── Input material ──
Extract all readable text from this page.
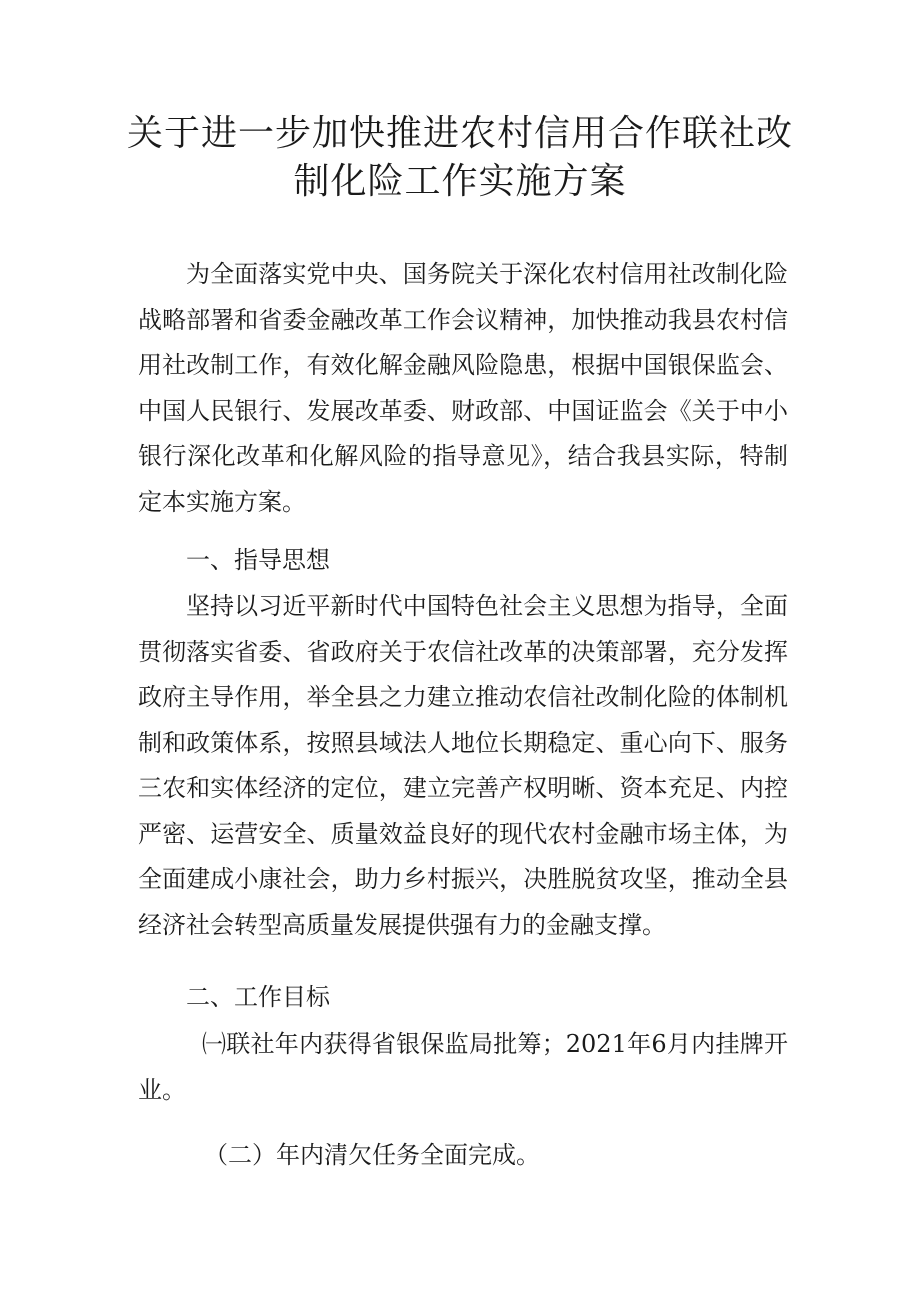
关于进一步加快推进农村信用合作联社改
制化险工作实施方案

为全面落实党中央、国务院关于深化农村信用社改制化险战略部署和省委金融改革工作会议精神，加快推动我县农村信用社改制工作，有效化解金融风险隐患，根据中国银保监会、中国人民银行、发展改革委、财政部、中国证监会《关于中小银行深化改革和化解风险的指导意见》，结合我县实际，特制定本实施方案。

一、指导思想

坚持以习近平新时代中国特色社会主义思想为指导，全面贯彻落实省委、省政府关于农信社改革的决策部署，充分发挥政府主导作用，举全县之力建立推动农信社改制化险的体制机制和政策体系，按照县域法人地位长期稳定、重心向下、服务三农和实体经济的定位，建立完善产权明晰、资本充足、内控严密、运营安全、质量效益良好的现代农村金融市场主体，为全面建成小康社会，助力乡村振兴，决胜脱贫攻坚，推动全县经济社会转型高质量发展提供强有力的金融支撑。

二、工作目标

㈠联社年内获得省银保监局批筹；2021年6月内挂牌开业。

（二）年内清欠任务全面完成。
───
▶ [What to work on] Set the entries down again exactly. Do not include the images.

▶ [Task solution]
Extract all readable text from this page.
关于进一步加快推进农村信用合作联社改
制化险工作实施方案

为全面落实党中央、国务院关于深化农村信用社改制化险战略部署和省委金融改革工作会议精神，加快推动我县农村信用社改制工作，有效化解金融风险隐患，根据中国银保监会、中国人民银行、发展改革委、财政部、中国证监会《关于中小银行深化改革和化解风险的指导意见》，结合我县实际，特制定本实施方案。

一、指导思想

坚持以习近平新时代中国特色社会主义思想为指导，全面贯彻落实省委、省政府关于农信社改革的决策部署，充分发挥政府主导作用，举全县之力建立推动农信社改制化险的体制机制和政策体系，按照县域法人地位长期稳定、重心向下、服务三农和实体经济的定位，建立完善产权明晰、资本充足、内控严密、运营安全、质量效益良好的现代农村金融市场主体，为全面建成小康社会，助力乡村振兴，决胜脱贫攻坚，推动全县经济社会转型高质量发展提供强有力的金融支撑。

二、工作目标

㈠联社年内获得省银保监局批筹；2021年6月内挂牌开业。

（二）年内清欠任务全面完成。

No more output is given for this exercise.